17 Ağustos 2024 Cumartesi

Döngü kırığı



Bir döngüyü kırdığımı düşünüyorum. Hani  şampanya şişesini sallarsın sallarsın iyice sıkışır içindeki ve sonunda dışarı çıkar ve bir dinginlik olur ya işte öyle bir his. Şişe kırılmıştır ama mutludur bence:) 

Bunu kırmamı sağlayan özel bir ruh yoldaşım var hayatımda, o bana son öğretmendi diye düşünüyorum , öncesinde arkadaşlarım, sonra ailem vesile oldu öğrenmeme, zorlu alıştırmalardı, pişmanlık çok yaşadım, sinirlendiğimde kırmamayı öğrenene kadar, susabilmeyi öğrenene kadar çok kalp kırdım, kalbim kırıldığı için yaptım bunları ben de kırmak istedim ben de bana yaşattıkları acıları anlasınlar istedim, intikam vardı içimde, büyük bir içerleme üzüntü hayal kırıklığı... Belki anladılar belki anlamadılar ama ben hep iki kez kırıldım gün sonunda. 

Hem karşı taraf beni kırdığında hem ben onu kırdığımda, ben de kırıldım.

→ **Verilen kayıtlar**
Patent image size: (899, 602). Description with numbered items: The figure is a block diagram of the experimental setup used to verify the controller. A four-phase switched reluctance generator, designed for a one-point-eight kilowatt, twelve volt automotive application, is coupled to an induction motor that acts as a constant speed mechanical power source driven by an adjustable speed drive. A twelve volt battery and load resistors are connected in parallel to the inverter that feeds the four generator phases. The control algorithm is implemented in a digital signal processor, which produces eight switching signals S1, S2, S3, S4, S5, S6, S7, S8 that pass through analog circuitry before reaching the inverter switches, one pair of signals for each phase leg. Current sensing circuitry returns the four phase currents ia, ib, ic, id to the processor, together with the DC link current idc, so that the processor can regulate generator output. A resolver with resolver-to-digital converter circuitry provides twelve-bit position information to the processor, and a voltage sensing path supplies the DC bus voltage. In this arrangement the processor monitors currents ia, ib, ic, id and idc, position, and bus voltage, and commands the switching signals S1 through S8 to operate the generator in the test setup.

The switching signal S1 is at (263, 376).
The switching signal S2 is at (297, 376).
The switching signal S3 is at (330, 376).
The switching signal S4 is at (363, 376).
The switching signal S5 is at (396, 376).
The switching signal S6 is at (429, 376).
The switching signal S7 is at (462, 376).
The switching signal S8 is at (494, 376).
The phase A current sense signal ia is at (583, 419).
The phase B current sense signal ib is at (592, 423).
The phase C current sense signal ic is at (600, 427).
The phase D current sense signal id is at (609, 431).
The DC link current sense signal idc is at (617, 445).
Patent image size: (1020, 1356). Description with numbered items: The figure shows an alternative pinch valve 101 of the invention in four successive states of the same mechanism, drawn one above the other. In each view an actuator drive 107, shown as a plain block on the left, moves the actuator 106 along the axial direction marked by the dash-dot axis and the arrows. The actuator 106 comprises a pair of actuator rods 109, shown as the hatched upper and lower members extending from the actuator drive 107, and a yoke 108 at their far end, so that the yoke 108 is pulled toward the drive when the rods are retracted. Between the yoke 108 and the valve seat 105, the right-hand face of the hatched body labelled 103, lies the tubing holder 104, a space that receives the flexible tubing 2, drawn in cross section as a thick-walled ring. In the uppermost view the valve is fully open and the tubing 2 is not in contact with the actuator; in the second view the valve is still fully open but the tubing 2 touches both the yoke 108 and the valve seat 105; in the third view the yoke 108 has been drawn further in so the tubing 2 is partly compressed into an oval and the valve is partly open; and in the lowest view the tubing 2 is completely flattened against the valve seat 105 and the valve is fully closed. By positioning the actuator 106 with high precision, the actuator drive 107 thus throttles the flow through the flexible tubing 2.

→ **Verilen görevler**
A: Kayıtların en başından "The phase D" ifadesinin geçtiği satıra kadar, iki uç da dahil olmak üzere, satırları her satıra bir dize düşecek biçimde bir JSON listesi olarak düzenleyin; boş satırları atlayın.
B: Döngüyü kırmak üzerine olan yazıyı kaldığı yerden alıp sürdürün.
Yazı ile kayıtlar birbirinden farklı kaynaklardan alınmıştır.

→ **Görevlere göre sonuçlar**
A:
[
  "Patent image size: (899, 602). Description with numbered items: The figure is a block diagram of the experimental setup used to verify the controller. A four-phase switched reluctance generator, designed for a one-point-eight kilowatt, twelve volt automotive application, is coupled to an induction motor that acts as a constant speed mechanical power source driven by an adjustable speed drive. A twelve volt battery and load resistors are connected in parallel to the inverter that feeds the four generator phases. The control algorithm is implemented in a digital signal processor, which produces eight switching signals S1, S2, S3, S4, S5, S6, S7, S8 that pass through analog circuitry before reaching the inverter switches, one pair of signals for each phase leg. Current sensing circuitry returns the four phase currents ia, ib, ic, id to the processor, together with the DC link current idc, so that the processor can regulate generator output. A resolver with resolver-to-digital converter circuitry provides twelve-bit position information to the processor, and a voltage sensing path supplies the DC bus voltage. In this arrangement the processor monitors currents ia, ib, ic, id and idc, position, and bus voltage, and commands the switching signals S1 through S8 to operate the generator in the test setup.",
  "The switching signal S1 is at (263, 376).",
  "The switching signal S2 is at (297, 376).",
  "The switching signal S3 is at (330, 376).",
  "The switching signal S4 is at (363, 376).",
  "The switching signal S5 is at (396, 376).",
  "The switching signal S6 is at (429, 376).",
  "The switching signal S7 is at (462, 376).",
  "The switching signal S8 is at (494, 376).",
  "The phase A current sense signal ia is at (583, 419).",
  "The phase B current sense signal ib is at (592, 423).",
  "The phase C current sense signal ic is at (600, 427).",
  "The phase D current sense signal id is at (609, 431)."
]

B:
Kendinde döndüğünde insan, kendi merkezinde kalabildiğinde, asıl kontrol bu bence, dış dünyayı kontrol edemezsin, kendi duygu ve düşüncelerini, ağzından çıkacakları kontrol etmede çalışmalar yapmak en doğrusu bence. 

Bu kadar zulme gerek yok bu hayatta. Koskoca galakside, bize verilen minnacık zaman diliminde biraz daha sevgi, anlayış ve bilgelik gözlüklerinden bakabilmeliyiz. Onları takana kadar çok gözlükler kırılacak tabi..


Umarım bu sefer gerçekten tam anlamıyla içselleştirmişimdir ve tekrar bir sınava tabi tutulmam.


13 Ağustos 2024 Salı

Okul

 


Geçen kafamın içinde bazı açılımlar oldu. Hayat okulu, burada dersler öğreniyoruz, aynı ders sen onu geçene kadar tekrar tekrar karşına çıkar olayları var ya onlar kafamda dönüyordu ve bir idraka ulaştım içsel düşünme sürecimde.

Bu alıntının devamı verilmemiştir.